Stored data

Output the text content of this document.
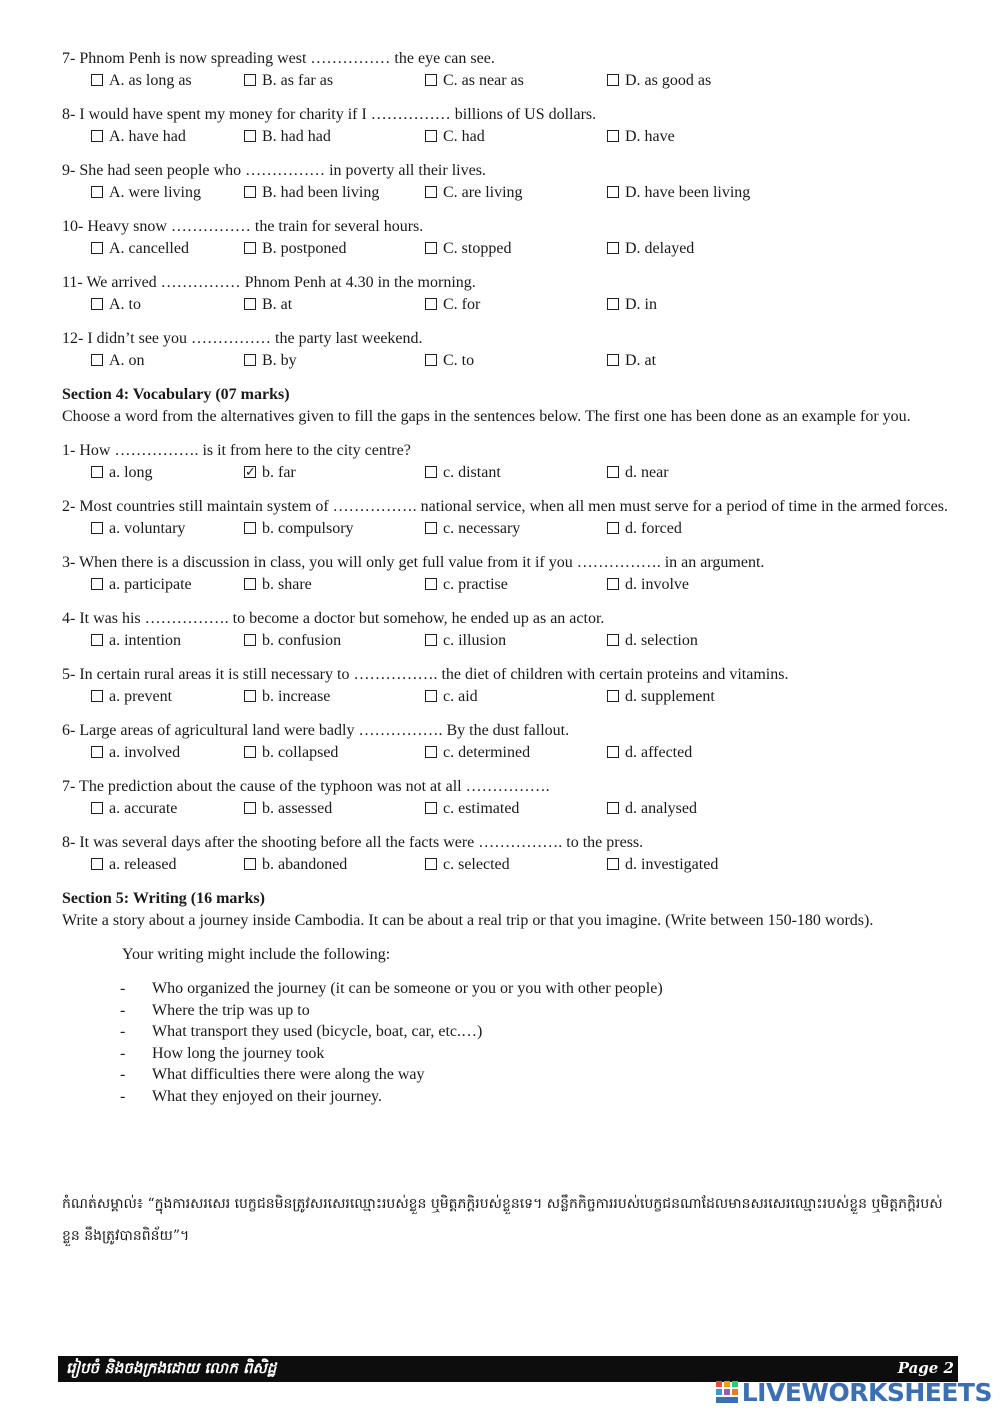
7- Phnom Penh is now spreading west …………… the eye can see.
A. as long as	B. as far as	C. as near as	D. as good as
8- I would have spent my money for charity if I …………… billions of US dollars.
A. have had	B. had had	C. had	D. have
9- She had seen people who …………… in poverty all their lives.
A. were living	B. had been living	C. are living	D. have been living
10- Heavy snow …………… the train for several hours.
A. cancelled	B. postponed	C. stopped	D. delayed
11- We arrived …………… Phnom Penh at 4.30 in the morning.
A. to	B. at	C. for	D. in
12- I didn’t see you …………… the party last weekend.
A. on	B. by	C. to	D. at
Section 4: Vocabulary (07 marks)
Choose a word from the alternatives given to fill the gaps in the sentences below. The first one has been done as an example for you.
1- How ……………. is it from here to the city centre?
a. long
✓	b. far	c. distant	d. near
2- Most countries still maintain system of ……………. national service, when all men must serve for a period of time in the armed forces.
a. voluntary	b. compulsory	c. necessary	d. forced
3- When there is a discussion in class, you will only get full value from it if you ……………. in an argument.
a. participate	b. share	c. practise	d. involve
4- It was his ……………. to become a doctor but somehow, he ended up as an actor.
a. intention	b. confusion	c. illusion	d. selection
5- In certain rural areas it is still necessary to ……………. the diet of children with certain proteins and vitamins.
a. prevent	b. increase	c. aid	d. supplement
6- Large areas of agricultural land were badly ……………. By the dust fallout.
a. involved	b. collapsed	c. determined	d. affected
7- The prediction about the cause of the typhoon was not at all …………….
a. accurate	b. assessed	c. estimated	d. analysed
8- It was several days after the shooting before all the facts were ……………. to the press.
a. released	b. abandoned	c. selected	d. investigated
Section 5: Writing (16 marks)
Write a story about a journey inside Cambodia. It can be about a real trip or that you imagine. (Write between 150-180 words).
Your writing might include the following:
- Who organized the journey (it can be someone or you or you with other people)
- Where the trip was up to
- What transport they used (bicycle, boat, car, etc.…)
- How long the journey took
- What difficulties there were along the way
- What they enjoyed on their journey.
កំណត់សម្គាល់៖ “ក្នុងការសរសេរ បេក្ខជនមិនត្រូវសរសេរឈ្មោះរបស់ខ្លួន ឬមិត្តភក្តិរបស់ខ្លួនទេ។ សន្លឹកកិច្ចការរបស់បេក្ខជនណាដែលមានសរសេរឈ្មោះរបស់ខ្លួន ឬមិត្តភក្តិរបស់ខ្លួន នឹងត្រូវបានពិន័យ”។
រៀបចំ និងចងក្រងដោយ លោក ពិសិដ្ឋ	Page 2
LIVEWORKSHEETS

Exercise details
Isolate each line of the listing above that includes "there". Copy it.

Your response
3- When there is a discussion in class, you will only get full value from it if you ……………. in an argument.
- What difficulties there were along the way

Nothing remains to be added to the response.